Data for this task:
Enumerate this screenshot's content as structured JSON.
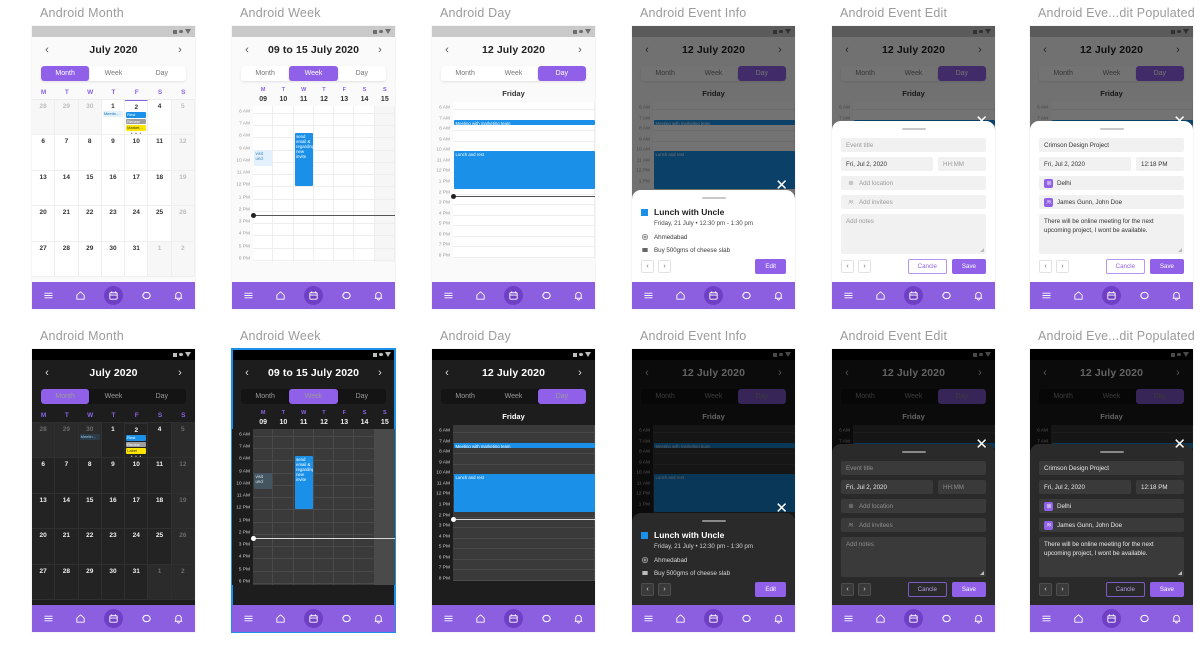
{
  "frames": [
    {
      "title": "Android Month"
    },
    {
      "title": "Android Week"
    },
    {
      "title": "Android Day"
    },
    {
      "title": "Android Event Info"
    },
    {
      "title": "Android Event Edit"
    },
    {
      "title": "Android Eve...dit Populated"
    }
  ],
  "colors": {
    "purple": "#8b5fe0",
    "purple_active": "#9061e8",
    "purple_nav_active": "#6f3fc6",
    "event_blue": "#1a90e8",
    "event_blue_soft": "#e3f1fc",
    "event_grey": "#9e9e9e",
    "event_yellow": "#ffe600",
    "selection_blue": "#1a90e8",
    "dark_bg": "#1d1d1d",
    "light_bg": "#fafafa"
  },
  "segmented": {
    "month": "Month",
    "week": "Week",
    "day": "Day"
  },
  "month_view": {
    "title": "July 2020",
    "prev": "‹",
    "next": "›",
    "dow": [
      "M",
      "T",
      "W",
      "T",
      "F",
      "S",
      "S"
    ],
    "weeks": [
      [
        {
          "num": "28",
          "out": true
        },
        {
          "num": "29",
          "out": true
        },
        {
          "num": "30",
          "out": true
        },
        {
          "num": "1",
          "out": false
        },
        {
          "num": "2",
          "out": false,
          "selected": true
        },
        {
          "num": "4",
          "out": false
        },
        {
          "num": "5",
          "out": true
        }
      ],
      [
        {
          "num": "6"
        },
        {
          "num": "7"
        },
        {
          "num": "8"
        },
        {
          "num": "9"
        },
        {
          "num": "10"
        },
        {
          "num": "11"
        },
        {
          "num": "12",
          "out": true
        }
      ],
      [
        {
          "num": "13"
        },
        {
          "num": "14"
        },
        {
          "num": "15"
        },
        {
          "num": "16"
        },
        {
          "num": "17"
        },
        {
          "num": "18"
        },
        {
          "num": "19",
          "out": true
        }
      ],
      [
        {
          "num": "20"
        },
        {
          "num": "21"
        },
        {
          "num": "22"
        },
        {
          "num": "23"
        },
        {
          "num": "24"
        },
        {
          "num": "25"
        },
        {
          "num": "26",
          "out": true
        }
      ],
      [
        {
          "num": "27"
        },
        {
          "num": "28"
        },
        {
          "num": "29"
        },
        {
          "num": "30"
        },
        {
          "num": "31"
        },
        {
          "num": "1",
          "out": true
        },
        {
          "num": "2",
          "out": true
        }
      ]
    ],
    "light_chips": {
      "col3": [
        {
          "text": "Meetin...",
          "style": "lightblue"
        }
      ],
      "col4": [
        {
          "text": "Rest",
          "style": "blue"
        },
        {
          "text": "Renew",
          "style": "grey"
        },
        {
          "text": "Market...",
          "style": "yellow"
        }
      ],
      "overflow": "• • •"
    },
    "dark_chips": {
      "col2": [
        {
          "text": "Meetin...",
          "style": "lightblue"
        }
      ],
      "col4": [
        {
          "text": "Rest",
          "style": "blue"
        },
        {
          "text": "Renew",
          "style": "grey"
        },
        {
          "text": "Label",
          "style": "yellow"
        }
      ],
      "overflow": "• • •"
    }
  },
  "week_view": {
    "title": "09 to 15 July 2020",
    "columns": [
      {
        "dow": "M",
        "num": "09"
      },
      {
        "dow": "T",
        "num": "10"
      },
      {
        "dow": "W",
        "num": "11"
      },
      {
        "dow": "T",
        "num": "12"
      },
      {
        "dow": "F",
        "num": "13"
      },
      {
        "dow": "S",
        "num": "14"
      },
      {
        "dow": "S",
        "num": "15"
      }
    ],
    "hours": [
      "6 AM",
      "7 AM",
      "8 AM",
      "9 AM",
      "10 AM",
      "11 AM",
      "12 PM",
      "1 PM",
      "2 PM",
      "3 PM",
      "4 PM",
      "5 PM",
      "6 PM"
    ],
    "events": [
      {
        "text": "visit uncl",
        "style": "soft",
        "col": 0,
        "start": 3.0,
        "end": 4.3
      },
      {
        "text": "send email & regarding new invite",
        "style": "blue",
        "col": 2,
        "start": 1.6,
        "end": 6.0
      }
    ],
    "now_position": 8.3
  },
  "day_view": {
    "title": "12 July 2020",
    "weekday": "Friday",
    "hours": [
      "6 AM",
      "7 AM",
      "8 AM",
      "9 AM",
      "10 AM",
      "11 AM",
      "12 PM",
      "1 PM",
      "2 PM",
      "3 PM",
      "4 PM",
      "5 PM",
      "6 PM",
      "7 PM",
      "8 PM"
    ],
    "events": [
      {
        "text": "Meeting with marketing team",
        "style": "blue",
        "start": 1.0,
        "end": 1.55
      },
      {
        "text": "Lunch and rest",
        "style": "blue",
        "start": 4.0,
        "end": 7.6
      }
    ],
    "now_position": 8.2
  },
  "event_info": {
    "title": "Lunch with Uncle",
    "datetime": "Friday, 21 July   •   12:30 pm - 1:30 pm",
    "location": "Ahmedabad",
    "note": "Buy 500gms of cheese slab",
    "prev": "‹",
    "next": "›",
    "edit_label": "Edit",
    "close": "✕"
  },
  "event_edit_empty": {
    "title_placeholder": "Event title",
    "date_value": "Fri, Jul 2, 2020",
    "time_placeholder": "HH:MM",
    "location_placeholder": "Add location",
    "invitees_placeholder": "Add invitees",
    "notes_placeholder": "Add notes",
    "prev": "‹",
    "next": "›",
    "cancel_label": "Cancle",
    "save_label": "Save",
    "close": "✕"
  },
  "event_edit_filled": {
    "title_value": "Crimson Design Project",
    "date_value": "Fri, Jul 2, 2020",
    "time_value": "12:18 PM",
    "location_value": "Delhi",
    "invitees_value": "James Gunn, John Doe",
    "notes_value": "There will be online meeting for the next upcoming project, I wont be available.",
    "prev": "‹",
    "next": "›",
    "cancel_label": "Cancle",
    "save_label": "Save",
    "close": "✕"
  },
  "bottom_nav": [
    {
      "icon": "menu-icon",
      "active": false
    },
    {
      "icon": "home-icon",
      "active": false
    },
    {
      "icon": "calendar-icon",
      "active": true
    },
    {
      "icon": "chat-icon",
      "active": false
    },
    {
      "icon": "bell-icon",
      "active": false
    }
  ],
  "status_bar": {
    "icons": [
      "signal-icon",
      "dot-icon",
      "wifi-icon"
    ]
  }
}
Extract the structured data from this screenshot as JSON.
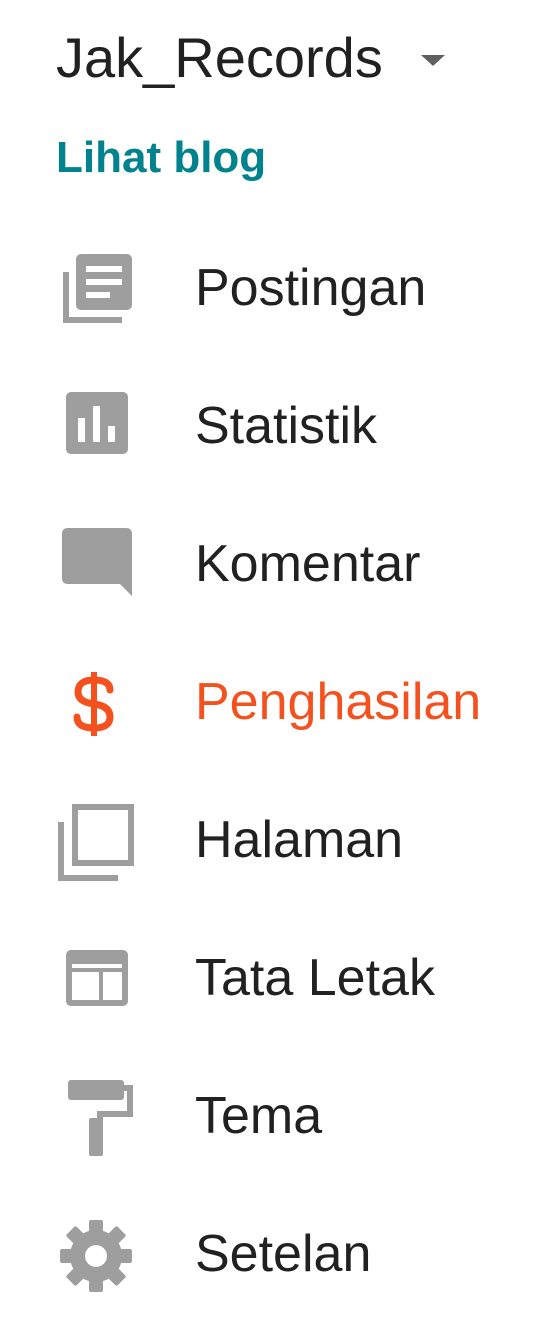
{
  "header": {
    "blog_name": "Jak_Records",
    "view_blog_label": "Lihat blog"
  },
  "colors": {
    "icon_gray": "#9e9e9e",
    "active": "#f4511e",
    "link": "#00838f",
    "text": "#212121"
  },
  "nav": {
    "active_item": "Penghasilan",
    "items": [
      {
        "label": "Postingan",
        "icon": "posts-icon"
      },
      {
        "label": "Statistik",
        "icon": "stats-icon"
      },
      {
        "label": "Komentar",
        "icon": "comment-icon"
      },
      {
        "label": "Penghasilan",
        "icon": "dollar-icon"
      },
      {
        "label": "Halaman",
        "icon": "pages-icon"
      },
      {
        "label": "Tata Letak",
        "icon": "layout-icon"
      },
      {
        "label": "Tema",
        "icon": "paint-roller-icon"
      },
      {
        "label": "Setelan",
        "icon": "gear-icon"
      }
    ]
  }
}
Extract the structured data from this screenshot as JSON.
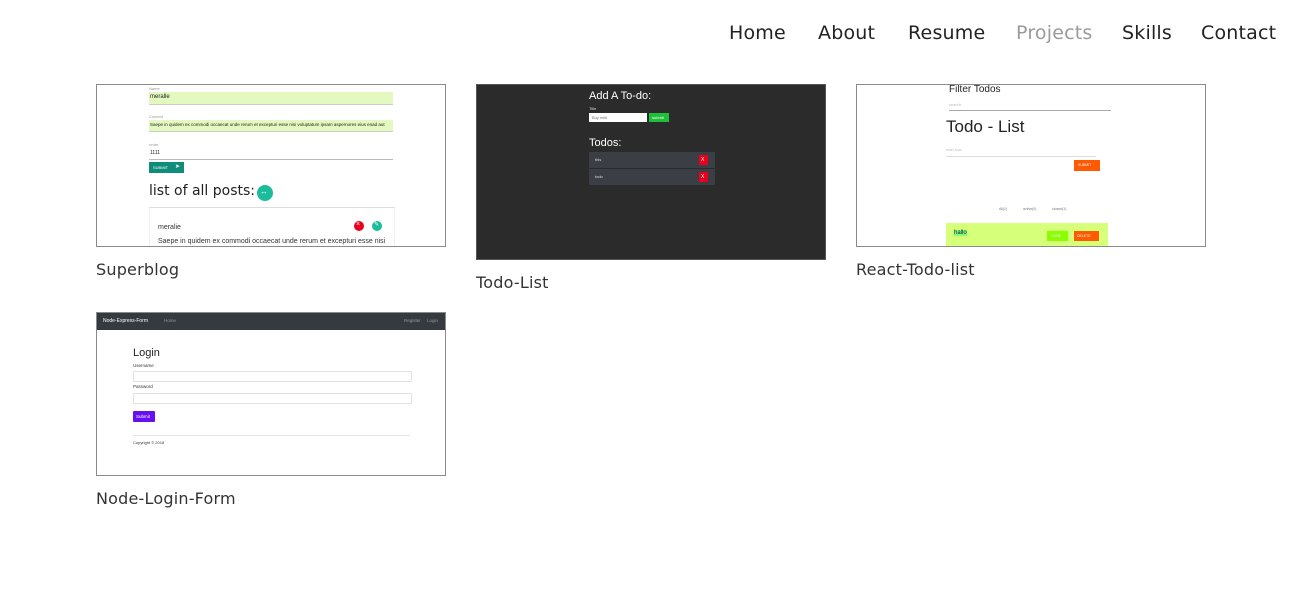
{
  "nav": {
    "items": [
      {
        "label": "Home",
        "active": false
      },
      {
        "label": "About",
        "active": false
      },
      {
        "label": "Resume",
        "active": false
      },
      {
        "label": "Projects",
        "active": true
      },
      {
        "label": "Skills",
        "active": false
      },
      {
        "label": "Contact",
        "active": false
      }
    ]
  },
  "projects": [
    {
      "title": "Superblog",
      "preview": {
        "name_label": "Name",
        "name_value": "meralle",
        "content_label": "Content",
        "content_value": "Saepe in quidem ex commodi occaecat unde rerum et excepturi esse nisi voluptatum ipsam aspernores eius enad aut",
        "order_label": "order",
        "order_value": "1111",
        "submit_label": "SUBMIT",
        "list_heading": "list of all posts:",
        "post_author": "meralie",
        "post_text": "Saepe in quidem ex commodi occaecat unde rerum et excepturi esse nisi"
      }
    },
    {
      "title": "Todo-List",
      "preview": {
        "heading": "Add A To-do:",
        "title_label": "Title",
        "input_value": "Buy milk",
        "submit_label": "submit",
        "todos_heading": "Todos:",
        "todos": [
          "this",
          "todo"
        ],
        "delete_label": "X"
      }
    },
    {
      "title": "React-Todo-list",
      "preview": {
        "filter_heading": "Filter Todos",
        "search_placeholder": "search",
        "heading": "Todo - List",
        "input_placeholder": "enter todo",
        "submit_label": "SUBMIT",
        "filters": [
          "All(1)",
          "active(0)",
          "closed(1)"
        ],
        "item": "hallo",
        "done_label": "DONE",
        "delete_label": "DELETE"
      }
    },
    {
      "title": "Node-Login-Form",
      "preview": {
        "brand": "Node-Express-Form",
        "home_link": "Home",
        "register_link": "Register",
        "login_link": "Login",
        "heading": "Login",
        "username_label": "Username",
        "password_label": "Password",
        "submit_label": "Submit",
        "copyright": "Copyright © 2018"
      }
    }
  ],
  "colors": {
    "nav_active": "#9a9a9a",
    "highlight_green": "#e4f9c0",
    "teal": "#0f8c7a",
    "todo_bg": "#2b2b2b",
    "todo_item": "#3b3f45",
    "react_orange": "#ff5a00",
    "react_green": "#d6ff7a",
    "login_bar": "#343a40",
    "login_button": "#6610f2"
  }
}
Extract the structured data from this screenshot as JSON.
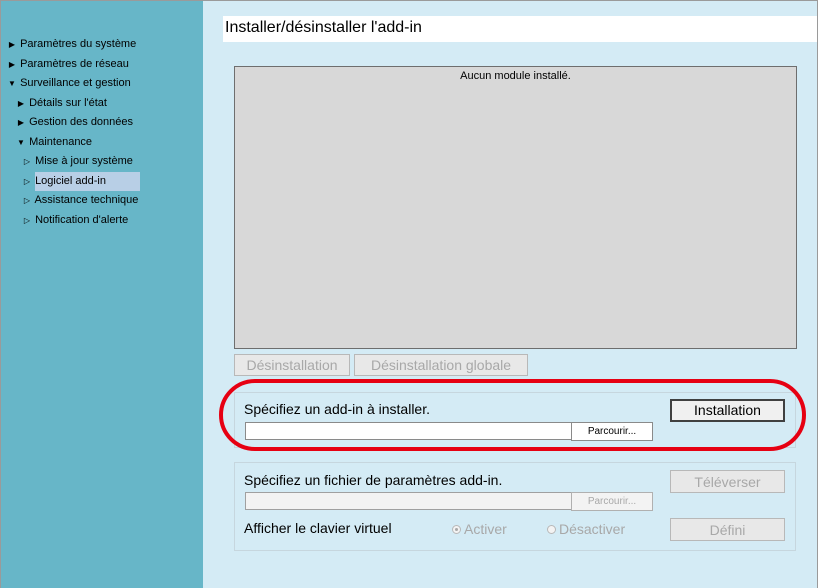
{
  "sidebar": {
    "items": [
      {
        "label": "Paramètres du système",
        "caret": "▶"
      },
      {
        "label": "Paramètres de réseau",
        "caret": "▶"
      },
      {
        "label": "Surveillance et gestion",
        "caret": "▼"
      },
      {
        "label": "Détails sur l'état",
        "caret": "▶"
      },
      {
        "label": "Gestion des données",
        "caret": "▶"
      },
      {
        "label": "Maintenance",
        "caret": "▼"
      },
      {
        "label": "Mise à jour système",
        "caret": "▷"
      },
      {
        "label": "Logiciel add-in",
        "caret": "▷"
      },
      {
        "label": "Assistance technique",
        "caret": "▷"
      },
      {
        "label": "Notification d'alerte",
        "caret": "▷"
      }
    ]
  },
  "main": {
    "title": "Installer/désinstaller l'add-in",
    "module_list_empty": "Aucun module installé.",
    "uninstall_label": "Désinstallation",
    "uninstall_all_label": "Désinstallation globale",
    "install": {
      "label": "Spécifiez un add-in à installer.",
      "path_value": "",
      "browse_label": "Parcourir...",
      "install_label": "Installation"
    },
    "settings": {
      "label": "Spécifiez un fichier de paramètres add-in.",
      "path_value": "",
      "browse_label": "Parcourir...",
      "upload_label": "Téléverser",
      "keyboard_label": "Afficher le clavier virtuel",
      "radio_on_label": "Activer",
      "radio_off_label": "Désactiver",
      "define_label": "Défini"
    }
  },
  "colors": {
    "sidebar_bg": "#67b6c8",
    "main_bg": "#d4ebf5",
    "selected_item_bg": "#b8cfe6",
    "highlight_ring": "#e60012"
  },
  "icons": {
    "expanded": "triangle-down-icon",
    "collapsed": "triangle-right-icon",
    "leaf": "triangle-outline-right-icon"
  }
}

Task prompt: Exactly how many lines contain "rerum"? State the number and nothing else.

Right answer: 2